-- Supplied material --
((

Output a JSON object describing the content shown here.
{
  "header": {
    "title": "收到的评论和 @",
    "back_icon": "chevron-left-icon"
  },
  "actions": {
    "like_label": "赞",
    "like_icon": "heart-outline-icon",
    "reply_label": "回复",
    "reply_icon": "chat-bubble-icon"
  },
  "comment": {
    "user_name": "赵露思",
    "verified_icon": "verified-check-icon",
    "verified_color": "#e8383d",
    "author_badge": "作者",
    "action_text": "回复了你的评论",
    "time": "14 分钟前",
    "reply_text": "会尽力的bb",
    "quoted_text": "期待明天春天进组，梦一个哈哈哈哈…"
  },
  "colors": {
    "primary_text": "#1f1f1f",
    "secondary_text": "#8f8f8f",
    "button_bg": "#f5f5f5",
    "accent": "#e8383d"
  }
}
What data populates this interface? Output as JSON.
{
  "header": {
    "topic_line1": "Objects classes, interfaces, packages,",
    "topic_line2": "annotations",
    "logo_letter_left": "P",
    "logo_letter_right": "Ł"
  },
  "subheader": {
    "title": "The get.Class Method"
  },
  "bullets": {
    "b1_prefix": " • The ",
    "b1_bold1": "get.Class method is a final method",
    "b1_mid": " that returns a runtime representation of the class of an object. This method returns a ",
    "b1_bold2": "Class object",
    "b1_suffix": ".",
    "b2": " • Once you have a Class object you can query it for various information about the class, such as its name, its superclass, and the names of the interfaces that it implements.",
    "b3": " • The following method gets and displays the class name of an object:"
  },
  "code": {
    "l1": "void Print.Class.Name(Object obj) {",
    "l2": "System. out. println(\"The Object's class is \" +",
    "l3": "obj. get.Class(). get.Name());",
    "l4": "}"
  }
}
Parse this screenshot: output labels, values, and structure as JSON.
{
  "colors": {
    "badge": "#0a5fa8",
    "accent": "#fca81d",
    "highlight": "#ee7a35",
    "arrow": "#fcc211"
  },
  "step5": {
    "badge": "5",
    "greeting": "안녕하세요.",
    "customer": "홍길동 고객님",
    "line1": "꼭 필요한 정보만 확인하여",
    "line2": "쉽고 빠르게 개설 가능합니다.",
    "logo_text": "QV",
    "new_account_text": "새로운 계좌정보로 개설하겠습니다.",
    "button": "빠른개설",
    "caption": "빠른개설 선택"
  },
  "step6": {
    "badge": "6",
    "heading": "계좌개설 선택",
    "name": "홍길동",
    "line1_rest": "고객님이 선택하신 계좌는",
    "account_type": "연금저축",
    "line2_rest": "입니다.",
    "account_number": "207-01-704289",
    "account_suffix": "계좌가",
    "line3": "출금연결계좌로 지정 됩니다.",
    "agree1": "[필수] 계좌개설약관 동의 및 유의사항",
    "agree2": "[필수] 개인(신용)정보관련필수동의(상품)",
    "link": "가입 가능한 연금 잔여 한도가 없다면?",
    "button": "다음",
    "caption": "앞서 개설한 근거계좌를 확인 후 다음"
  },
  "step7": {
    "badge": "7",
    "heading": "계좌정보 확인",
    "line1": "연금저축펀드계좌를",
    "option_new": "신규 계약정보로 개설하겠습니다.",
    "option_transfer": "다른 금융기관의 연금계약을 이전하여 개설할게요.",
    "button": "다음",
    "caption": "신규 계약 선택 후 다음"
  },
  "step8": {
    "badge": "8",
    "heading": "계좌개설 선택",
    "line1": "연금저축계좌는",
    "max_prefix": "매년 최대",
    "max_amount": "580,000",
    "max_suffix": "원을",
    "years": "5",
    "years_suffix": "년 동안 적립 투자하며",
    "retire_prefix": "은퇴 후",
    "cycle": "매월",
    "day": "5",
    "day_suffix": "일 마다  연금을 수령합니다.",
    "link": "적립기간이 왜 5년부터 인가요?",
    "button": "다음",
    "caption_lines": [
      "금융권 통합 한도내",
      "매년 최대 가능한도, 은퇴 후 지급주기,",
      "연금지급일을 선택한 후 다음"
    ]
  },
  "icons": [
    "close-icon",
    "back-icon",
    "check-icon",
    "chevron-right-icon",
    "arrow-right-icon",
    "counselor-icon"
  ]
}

))

-- Short task --
Reproduce the material verbatim, line by line.

-- Result of this exercise --
Output a JSON object describing the content shown here.
{
  "header": {
    "title": "收到的评论和 @",
    "back_icon": "chevron-left-icon"
  },
  "actions": {
    "like_label": "赞",
    "like_icon": "heart-outline-icon",
    "reply_label": "回复",
    "reply_icon": "chat-bubble-icon"
  },
  "comment": {
    "user_name": "赵露思",
    "verified_icon": "verified-check-icon",
    "verified_color": "#e8383d",
    "author_badge": "作者",
    "action_text": "回复了你的评论",
    "time": "14 分钟前",
    "reply_text": "会尽力的bb",
    "quoted_text": "期待明天春天进组，梦一个哈哈哈哈…"
  },
  "colors": {
    "primary_text": "#1f1f1f",
    "secondary_text": "#8f8f8f",
    "button_bg": "#f5f5f5",
    "accent": "#e8383d"
  }
}
What data populates this interface? Output as JSON.
{
  "header": {
    "topic_line1": "Objects classes, interfaces, packages,",
    "topic_line2": "annotations",
    "logo_letter_left": "P",
    "logo_letter_right": "Ł"
  },
  "subheader": {
    "title": "The get.Class Method"
  },
  "bullets": {
    "b1_prefix": " • The ",
    "b1_bold1": "get.Class method is a final method",
    "b1_mid": " that returns a runtime representation of the class of an object. This method returns a ",
    "b1_bold2": "Class object",
    "b1_suffix": ".",
    "b2": " • Once you have a Class object you can query it for various information about the class, such as its name, its superclass, and the names of the interfaces that it implements.",
    "b3": " • The following method gets and displays the class name of an object:"
  },
  "code": {
    "l1": "void Print.Class.Name(Object obj) {",
    "l2": "System. out. println(\"The Object's class is \" +",
    "l3": "obj. get.Class(). get.Name());",
    "l4": "}"
  }
}
Parse this screenshot: output labels, values, and structure as JSON.
{
  "colors": {
    "badge": "#0a5fa8",
    "accent": "#fca81d",
    "highlight": "#ee7a35",
    "arrow": "#fcc211"
  },
  "step5": {
    "badge": "5",
    "greeting": "안녕하세요.",
    "customer": "홍길동 고객님",
    "line1": "꼭 필요한 정보만 확인하여",
    "line2": "쉽고 빠르게 개설 가능합니다.",
    "logo_text": "QV",
    "new_account_text": "새로운 계좌정보로 개설하겠습니다.",
    "button": "빠른개설",
    "caption": "빠른개설 선택"
  },
  "step6": {
    "badge": "6",
    "heading": "계좌개설 선택",
    "name": "홍길동",
    "line1_rest": "고객님이 선택하신 계좌는",
    "account_type": "연금저축",
    "line2_rest": "입니다.",
    "account_number": "207-01-704289",
    "account_suffix": "계좌가",
    "line3": "출금연결계좌로 지정 됩니다.",
    "agree1": "[필수] 계좌개설약관 동의 및 유의사항",
    "agree2": "[필수] 개인(신용)정보관련필수동의(상품)",
    "link": "가입 가능한 연금 잔여 한도가 없다면?",
    "button": "다음",
    "caption": "앞서 개설한 근거계좌를 확인 후 다음"
  },
  "step7": {
    "badge": "7",
    "heading": "계좌정보 확인",
    "line1": "연금저축펀드계좌를",
    "option_new": "신규 계약정보로 개설하겠습니다.",
    "option_transfer": "다른 금융기관의 연금계약을 이전하여 개설할게요.",
    "button": "다음",
    "caption": "신규 계약 선택 후 다음"
  },
  "step8": {
    "badge": "8",
    "heading": "계좌개설 선택",
    "line1": "연금저축계좌는",
    "max_prefix": "매년 최대",
    "max_amount": "580,000",
    "max_suffix": "원을",
    "years": "5",
    "years_suffix": "년 동안 적립 투자하며",
    "retire_prefix": "은퇴 후",
    "cycle": "매월",
    "day": "5",
    "day_suffix": "일 마다  연금을 수령합니다.",
    "link": "적립기간이 왜 5년부터 인가요?",
    "button": "다음",
    "caption_lines": [
      "금융권 통합 한도내",
      "매년 최대 가능한도, 은퇴 후 지급주기,",
      "연금지급일을 선택한 후 다음"
    ]
  },
  "icons": [
    "close-icon",
    "back-icon",
    "check-icon",
    "chevron-right-icon",
    "arrow-right-icon",
    "counselor-icon"
  ]
}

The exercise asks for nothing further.